* Requirements: Retype all of the data. Every line must match exactly.

* Task input:
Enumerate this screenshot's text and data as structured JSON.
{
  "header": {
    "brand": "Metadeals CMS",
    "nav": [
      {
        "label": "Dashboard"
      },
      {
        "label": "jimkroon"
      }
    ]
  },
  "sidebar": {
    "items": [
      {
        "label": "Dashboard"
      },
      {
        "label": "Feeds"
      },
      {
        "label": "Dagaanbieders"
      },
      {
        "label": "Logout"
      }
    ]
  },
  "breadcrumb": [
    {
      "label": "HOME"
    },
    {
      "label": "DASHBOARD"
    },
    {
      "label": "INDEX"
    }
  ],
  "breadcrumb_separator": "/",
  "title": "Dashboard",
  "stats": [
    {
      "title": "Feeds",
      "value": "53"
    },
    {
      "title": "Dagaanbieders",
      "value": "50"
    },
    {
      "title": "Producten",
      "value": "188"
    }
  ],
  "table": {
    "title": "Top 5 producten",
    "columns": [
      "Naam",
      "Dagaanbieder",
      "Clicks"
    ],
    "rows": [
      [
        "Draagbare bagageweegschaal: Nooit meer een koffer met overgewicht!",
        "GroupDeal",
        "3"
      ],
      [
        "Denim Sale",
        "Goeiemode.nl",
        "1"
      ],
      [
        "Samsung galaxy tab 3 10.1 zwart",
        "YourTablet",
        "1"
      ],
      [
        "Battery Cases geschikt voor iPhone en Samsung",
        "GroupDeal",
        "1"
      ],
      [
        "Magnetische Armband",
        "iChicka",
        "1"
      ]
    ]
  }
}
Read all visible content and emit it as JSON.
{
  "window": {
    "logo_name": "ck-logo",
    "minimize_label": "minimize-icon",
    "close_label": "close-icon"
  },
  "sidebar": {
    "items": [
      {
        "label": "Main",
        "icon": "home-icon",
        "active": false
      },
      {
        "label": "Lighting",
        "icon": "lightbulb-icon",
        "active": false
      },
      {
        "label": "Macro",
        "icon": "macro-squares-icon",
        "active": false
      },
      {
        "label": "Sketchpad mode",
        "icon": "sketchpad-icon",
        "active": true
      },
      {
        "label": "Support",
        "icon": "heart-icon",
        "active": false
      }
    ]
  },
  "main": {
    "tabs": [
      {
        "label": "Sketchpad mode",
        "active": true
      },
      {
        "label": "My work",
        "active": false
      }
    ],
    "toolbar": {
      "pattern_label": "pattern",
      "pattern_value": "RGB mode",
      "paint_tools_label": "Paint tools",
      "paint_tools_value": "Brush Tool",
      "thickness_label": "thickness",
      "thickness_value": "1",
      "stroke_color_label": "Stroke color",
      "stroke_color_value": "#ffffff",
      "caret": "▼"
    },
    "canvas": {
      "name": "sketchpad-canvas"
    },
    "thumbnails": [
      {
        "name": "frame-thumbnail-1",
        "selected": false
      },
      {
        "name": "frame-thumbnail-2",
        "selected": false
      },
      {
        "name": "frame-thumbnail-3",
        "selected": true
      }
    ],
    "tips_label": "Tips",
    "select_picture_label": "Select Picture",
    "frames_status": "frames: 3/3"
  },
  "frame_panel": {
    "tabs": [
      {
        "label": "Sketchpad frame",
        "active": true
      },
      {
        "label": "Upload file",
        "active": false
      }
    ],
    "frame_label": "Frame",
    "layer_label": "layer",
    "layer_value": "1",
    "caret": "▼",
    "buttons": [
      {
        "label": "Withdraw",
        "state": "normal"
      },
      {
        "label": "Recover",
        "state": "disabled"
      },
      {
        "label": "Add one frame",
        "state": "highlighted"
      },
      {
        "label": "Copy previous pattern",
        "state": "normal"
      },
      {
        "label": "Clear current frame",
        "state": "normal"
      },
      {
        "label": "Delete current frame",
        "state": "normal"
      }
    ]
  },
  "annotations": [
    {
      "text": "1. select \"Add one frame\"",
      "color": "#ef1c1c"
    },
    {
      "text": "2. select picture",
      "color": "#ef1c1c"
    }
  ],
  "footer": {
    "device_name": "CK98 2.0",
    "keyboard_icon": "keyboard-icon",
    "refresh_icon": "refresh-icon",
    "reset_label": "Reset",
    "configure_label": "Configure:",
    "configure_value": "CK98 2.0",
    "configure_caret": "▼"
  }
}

* Task output:
Enumerate this screenshot's text and data as structured JSON.
{
  "header": {
    "brand": "Metadeals CMS",
    "nav": [
      {
        "label": "Dashboard"
      },
      {
        "label": "jimkroon"
      }
    ]
  },
  "sidebar": {
    "items": [
      {
        "label": "Dashboard"
      },
      {
        "label": "Feeds"
      },
      {
        "label": "Dagaanbieders"
      },
      {
        "label": "Logout"
      }
    ]
  },
  "breadcrumb": [
    {
      "label": "HOME"
    },
    {
      "label": "DASHBOARD"
    },
    {
      "label": "INDEX"
    }
  ],
  "breadcrumb_separator": "/",
  "title": "Dashboard",
  "stats": [
    {
      "title": "Feeds",
      "value": "53"
    },
    {
      "title": "Dagaanbieders",
      "value": "50"
    },
    {
      "title": "Producten",
      "value": "188"
    }
  ],
  "table": {
    "title": "Top 5 producten",
    "columns": [
      "Naam",
      "Dagaanbieder",
      "Clicks"
    ],
    "rows": [
      [
        "Draagbare bagageweegschaal: Nooit meer een koffer met overgewicht!",
        "GroupDeal",
        "3"
      ],
      [
        "Denim Sale",
        "Goeiemode.nl",
        "1"
      ],
      [
        "Samsung galaxy tab 3 10.1 zwart",
        "YourTablet",
        "1"
      ],
      [
        "Battery Cases geschikt voor iPhone en Samsung",
        "GroupDeal",
        "1"
      ],
      [
        "Magnetische Armband",
        "iChicka",
        "1"
      ]
    ]
  }
}
Read all visible content and emit it as JSON.
{
  "window": {
    "logo_name": "ck-logo",
    "minimize_label": "minimize-icon",
    "close_label": "close-icon"
  },
  "sidebar": {
    "items": [
      {
        "label": "Main",
        "icon": "home-icon",
        "active": false
      },
      {
        "label": "Lighting",
        "icon": "lightbulb-icon",
        "active": false
      },
      {
        "label": "Macro",
        "icon": "macro-squares-icon",
        "active": false
      },
      {
        "label": "Sketchpad mode",
        "icon": "sketchpad-icon",
        "active": true
      },
      {
        "label": "Support",
        "icon": "heart-icon",
        "active": false
      }
    ]
  },
  "main": {
    "tabs": [
      {
        "label": "Sketchpad mode",
        "active": true
      },
      {
        "label": "My work",
        "active": false
      }
    ],
    "toolbar": {
      "pattern_label": "pattern",
      "pattern_value": "RGB mode",
      "paint_tools_label": "Paint tools",
      "paint_tools_value": "Brush Tool",
      "thickness_label": "thickness",
      "thickness_value": "1",
      "stroke_color_label": "Stroke color",
      "stroke_color_value": "#ffffff",
      "caret": "▼"
    },
    "canvas": {
      "name": "sketchpad-canvas"
    },
    "thumbnails": [
      {
        "name": "frame-thumbnail-1",
        "selected": false
      },
      {
        "name": "frame-thumbnail-2",
        "selected": false
      },
      {
        "name": "frame-thumbnail-3",
        "selected": true
      }
    ],
    "tips_label": "Tips",
    "select_picture_label": "Select Picture",
    "frames_status": "frames: 3/3"
  },
  "frame_panel": {
    "tabs": [
      {
        "label": "Sketchpad frame",
        "active": true
      },
      {
        "label": "Upload file",
        "active": false
      }
    ],
    "frame_label": "Frame",
    "layer_label": "layer",
    "layer_value": "1",
    "caret": "▼",
    "buttons": [
      {
        "label": "Withdraw",
        "state": "normal"
      },
      {
        "label": "Recover",
        "state": "disabled"
      },
      {
        "label": "Add one frame",
        "state": "highlighted"
      },
      {
        "label": "Copy previous pattern",
        "state": "normal"
      },
      {
        "label": "Clear current frame",
        "state": "normal"
      },
      {
        "label": "Delete current frame",
        "state": "normal"
      }
    ]
  },
  "annotations": [
    {
      "text": "1. select \"Add one frame\"",
      "color": "#ef1c1c"
    },
    {
      "text": "2. select picture",
      "color": "#ef1c1c"
    }
  ],
  "footer": {
    "device_name": "CK98 2.0",
    "keyboard_icon": "keyboard-icon",
    "refresh_icon": "refresh-icon",
    "reset_label": "Reset",
    "configure_label": "Configure:",
    "configure_value": "CK98 2.0",
    "configure_caret": "▼"
  }
}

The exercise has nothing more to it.